Aim.
Copy the data word for word, keeping every line.

Dataset extract.
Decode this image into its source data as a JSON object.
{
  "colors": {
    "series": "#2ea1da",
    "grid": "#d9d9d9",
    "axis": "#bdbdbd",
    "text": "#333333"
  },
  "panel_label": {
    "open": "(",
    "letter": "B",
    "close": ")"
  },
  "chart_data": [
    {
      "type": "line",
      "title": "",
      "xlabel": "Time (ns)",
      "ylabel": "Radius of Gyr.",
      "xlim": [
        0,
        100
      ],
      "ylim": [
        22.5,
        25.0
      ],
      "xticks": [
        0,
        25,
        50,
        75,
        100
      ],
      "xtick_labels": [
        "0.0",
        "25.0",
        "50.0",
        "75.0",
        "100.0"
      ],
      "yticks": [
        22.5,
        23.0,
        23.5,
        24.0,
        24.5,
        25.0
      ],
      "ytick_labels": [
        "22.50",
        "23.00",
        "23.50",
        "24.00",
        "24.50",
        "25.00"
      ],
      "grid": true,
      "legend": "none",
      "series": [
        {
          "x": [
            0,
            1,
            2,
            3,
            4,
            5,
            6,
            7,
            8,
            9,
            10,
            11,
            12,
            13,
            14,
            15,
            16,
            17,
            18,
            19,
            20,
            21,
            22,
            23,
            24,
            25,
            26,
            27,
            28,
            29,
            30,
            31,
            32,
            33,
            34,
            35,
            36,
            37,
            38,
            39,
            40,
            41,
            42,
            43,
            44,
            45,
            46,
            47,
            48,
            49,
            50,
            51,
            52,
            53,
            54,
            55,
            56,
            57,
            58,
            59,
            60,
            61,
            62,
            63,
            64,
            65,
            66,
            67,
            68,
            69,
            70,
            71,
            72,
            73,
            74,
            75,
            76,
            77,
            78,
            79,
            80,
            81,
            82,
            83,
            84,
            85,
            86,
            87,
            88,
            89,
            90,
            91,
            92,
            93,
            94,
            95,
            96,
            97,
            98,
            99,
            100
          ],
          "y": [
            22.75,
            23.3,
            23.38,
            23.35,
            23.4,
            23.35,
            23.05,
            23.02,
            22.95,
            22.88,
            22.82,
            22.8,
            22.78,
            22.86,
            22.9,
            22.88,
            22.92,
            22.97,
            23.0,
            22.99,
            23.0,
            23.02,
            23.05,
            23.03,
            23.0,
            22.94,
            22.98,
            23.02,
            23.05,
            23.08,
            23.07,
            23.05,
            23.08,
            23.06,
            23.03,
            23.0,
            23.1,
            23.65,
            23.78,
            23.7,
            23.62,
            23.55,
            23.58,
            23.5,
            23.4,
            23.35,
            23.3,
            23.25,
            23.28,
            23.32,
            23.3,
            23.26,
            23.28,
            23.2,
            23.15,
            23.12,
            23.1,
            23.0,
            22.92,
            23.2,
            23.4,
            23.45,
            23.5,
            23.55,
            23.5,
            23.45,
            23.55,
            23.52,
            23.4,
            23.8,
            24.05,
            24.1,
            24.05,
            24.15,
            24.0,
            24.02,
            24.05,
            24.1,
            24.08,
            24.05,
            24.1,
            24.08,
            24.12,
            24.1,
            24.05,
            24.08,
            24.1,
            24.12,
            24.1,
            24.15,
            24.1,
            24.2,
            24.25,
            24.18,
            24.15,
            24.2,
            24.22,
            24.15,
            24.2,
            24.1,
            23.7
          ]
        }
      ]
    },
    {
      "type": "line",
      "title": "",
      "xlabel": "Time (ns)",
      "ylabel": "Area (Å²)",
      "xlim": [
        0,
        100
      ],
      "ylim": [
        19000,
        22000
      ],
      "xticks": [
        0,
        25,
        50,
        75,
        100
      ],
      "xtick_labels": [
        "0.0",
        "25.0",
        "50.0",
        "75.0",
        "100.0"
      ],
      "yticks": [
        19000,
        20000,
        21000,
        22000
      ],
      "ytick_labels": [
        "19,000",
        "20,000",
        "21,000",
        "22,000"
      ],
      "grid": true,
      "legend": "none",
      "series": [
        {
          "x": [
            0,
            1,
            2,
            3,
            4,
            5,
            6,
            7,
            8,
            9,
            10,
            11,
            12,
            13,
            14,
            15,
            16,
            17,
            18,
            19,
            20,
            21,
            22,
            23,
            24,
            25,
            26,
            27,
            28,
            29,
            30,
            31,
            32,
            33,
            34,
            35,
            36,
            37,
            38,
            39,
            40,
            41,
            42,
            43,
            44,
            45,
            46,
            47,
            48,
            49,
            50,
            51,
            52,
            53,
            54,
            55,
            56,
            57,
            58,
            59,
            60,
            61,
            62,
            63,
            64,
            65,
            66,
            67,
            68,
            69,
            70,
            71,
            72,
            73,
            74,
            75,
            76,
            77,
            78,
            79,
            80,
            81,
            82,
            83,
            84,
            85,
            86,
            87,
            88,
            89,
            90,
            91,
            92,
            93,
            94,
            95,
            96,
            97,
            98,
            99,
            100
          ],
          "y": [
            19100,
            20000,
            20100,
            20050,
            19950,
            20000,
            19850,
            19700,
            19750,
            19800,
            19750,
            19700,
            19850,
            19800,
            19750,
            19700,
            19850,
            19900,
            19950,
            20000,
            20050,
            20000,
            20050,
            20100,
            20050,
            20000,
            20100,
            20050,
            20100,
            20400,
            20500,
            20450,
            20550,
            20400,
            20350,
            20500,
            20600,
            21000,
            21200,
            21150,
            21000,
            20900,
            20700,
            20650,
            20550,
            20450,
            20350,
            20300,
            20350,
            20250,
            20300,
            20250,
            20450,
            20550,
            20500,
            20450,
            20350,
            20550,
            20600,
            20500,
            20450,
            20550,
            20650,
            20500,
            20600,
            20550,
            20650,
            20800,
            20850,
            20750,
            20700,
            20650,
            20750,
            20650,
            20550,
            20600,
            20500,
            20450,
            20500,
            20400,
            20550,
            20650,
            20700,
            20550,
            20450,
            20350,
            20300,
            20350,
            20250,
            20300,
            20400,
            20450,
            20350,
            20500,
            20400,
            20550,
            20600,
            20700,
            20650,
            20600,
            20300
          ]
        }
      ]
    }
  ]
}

Answer to this task.
Decode this image into its source data as a JSON object.
{
  "colors": {
    "series": "#2ea1da",
    "grid": "#d9d9d9",
    "axis": "#bdbdbd",
    "text": "#333333"
  },
  "panel_label": {
    "open": "(",
    "letter": "B",
    "close": ")"
  },
  "chart_data": [
    {
      "type": "line",
      "title": "",
      "xlabel": "Time (ns)",
      "ylabel": "Radius of Gyr.",
      "xlim": [
        0,
        100
      ],
      "ylim": [
        22.5,
        25.0
      ],
      "xticks": [
        0,
        25,
        50,
        75,
        100
      ],
      "xtick_labels": [
        "0.0",
        "25.0",
        "50.0",
        "75.0",
        "100.0"
      ],
      "yticks": [
        22.5,
        23.0,
        23.5,
        24.0,
        24.5,
        25.0
      ],
      "ytick_labels": [
        "22.50",
        "23.00",
        "23.50",
        "24.00",
        "24.50",
        "25.00"
      ],
      "grid": true,
      "legend": "none",
      "series": [
        {
          "x": [
            0,
            1,
            2,
            3,
            4,
            5,
            6,
            7,
            8,
            9,
            10,
            11,
            12,
            13,
            14,
            15,
            16,
            17,
            18,
            19,
            20,
            21,
            22,
            23,
            24,
            25,
            26,
            27,
            28,
            29,
            30,
            31,
            32,
            33,
            34,
            35,
            36,
            37,
            38,
            39,
            40,
            41,
            42,
            43,
            44,
            45,
            46,
            47,
            48,
            49,
            50,
            51,
            52,
            53,
            54,
            55,
            56,
            57,
            58,
            59,
            60,
            61,
            62,
            63,
            64,
            65,
            66,
            67,
            68,
            69,
            70,
            71,
            72,
            73,
            74,
            75,
            76,
            77,
            78,
            79,
            80,
            81,
            82,
            83,
            84,
            85,
            86,
            87,
            88,
            89,
            90,
            91,
            92,
            93,
            94,
            95,
            96,
            97,
            98,
            99,
            100
          ],
          "y": [
            22.75,
            23.3,
            23.38,
            23.35,
            23.4,
            23.35,
            23.05,
            23.02,
            22.95,
            22.88,
            22.82,
            22.8,
            22.78,
            22.86,
            22.9,
            22.88,
            22.92,
            22.97,
            23.0,
            22.99,
            23.0,
            23.02,
            23.05,
            23.03,
            23.0,
            22.94,
            22.98,
            23.02,
            23.05,
            23.08,
            23.07,
            23.05,
            23.08,
            23.06,
            23.03,
            23.0,
            23.1,
            23.65,
            23.78,
            23.7,
            23.62,
            23.55,
            23.58,
            23.5,
            23.4,
            23.35,
            23.3,
            23.25,
            23.28,
            23.32,
            23.3,
            23.26,
            23.28,
            23.2,
            23.15,
            23.12,
            23.1,
            23.0,
            22.92,
            23.2,
            23.4,
            23.45,
            23.5,
            23.55,
            23.5,
            23.45,
            23.55,
            23.52,
            23.4,
            23.8,
            24.05,
            24.1,
            24.05,
            24.15,
            24.0,
            24.02,
            24.05,
            24.1,
            24.08,
            24.05,
            24.1,
            24.08,
            24.12,
            24.1,
            24.05,
            24.08,
            24.1,
            24.12,
            24.1,
            24.15,
            24.1,
            24.2,
            24.25,
            24.18,
            24.15,
            24.2,
            24.22,
            24.15,
            24.2,
            24.1,
            23.7
          ]
        }
      ]
    },
    {
      "type": "line",
      "title": "",
      "xlabel": "Time (ns)",
      "ylabel": "Area (Å²)",
      "xlim": [
        0,
        100
      ],
      "ylim": [
        19000,
        22000
      ],
      "xticks": [
        0,
        25,
        50,
        75,
        100
      ],
      "xtick_labels": [
        "0.0",
        "25.0",
        "50.0",
        "75.0",
        "100.0"
      ],
      "yticks": [
        19000,
        20000,
        21000,
        22000
      ],
      "ytick_labels": [
        "19,000",
        "20,000",
        "21,000",
        "22,000"
      ],
      "grid": true,
      "legend": "none",
      "series": [
        {
          "x": [
            0,
            1,
            2,
            3,
            4,
            5,
            6,
            7,
            8,
            9,
            10,
            11,
            12,
            13,
            14,
            15,
            16,
            17,
            18,
            19,
            20,
            21,
            22,
            23,
            24,
            25,
            26,
            27,
            28,
            29,
            30,
            31,
            32,
            33,
            34,
            35,
            36,
            37,
            38,
            39,
            40,
            41,
            42,
            43,
            44,
            45,
            46,
            47,
            48,
            49,
            50,
            51,
            52,
            53,
            54,
            55,
            56,
            57,
            58,
            59,
            60,
            61,
            62,
            63,
            64,
            65,
            66,
            67,
            68,
            69,
            70,
            71,
            72,
            73,
            74,
            75,
            76,
            77,
            78,
            79,
            80,
            81,
            82,
            83,
            84,
            85,
            86,
            87,
            88,
            89,
            90,
            91,
            92,
            93,
            94,
            95,
            96,
            97,
            98,
            99,
            100
          ],
          "y": [
            19100,
            20000,
            20100,
            20050,
            19950,
            20000,
            19850,
            19700,
            19750,
            19800,
            19750,
            19700,
            19850,
            19800,
            19750,
            19700,
            19850,
            19900,
            19950,
            20000,
            20050,
            20000,
            20050,
            20100,
            20050,
            20000,
            20100,
            20050,
            20100,
            20400,
            20500,
            20450,
            20550,
            20400,
            20350,
            20500,
            20600,
            21000,
            21200,
            21150,
            21000,
            20900,
            20700,
            20650,
            20550,
            20450,
            20350,
            20300,
            20350,
            20250,
            20300,
            20250,
            20450,
            20550,
            20500,
            20450,
            20350,
            20550,
            20600,
            20500,
            20450,
            20550,
            20650,
            20500,
            20600,
            20550,
            20650,
            20800,
            20850,
            20750,
            20700,
            20650,
            20750,
            20650,
            20550,
            20600,
            20500,
            20450,
            20500,
            20400,
            20550,
            20650,
            20700,
            20550,
            20450,
            20350,
            20300,
            20350,
            20250,
            20300,
            20400,
            20450,
            20350,
            20500,
            20400,
            20550,
            20600,
            20700,
            20650,
            20600,
            20300
          ]
        }
      ]
    }
  ]
}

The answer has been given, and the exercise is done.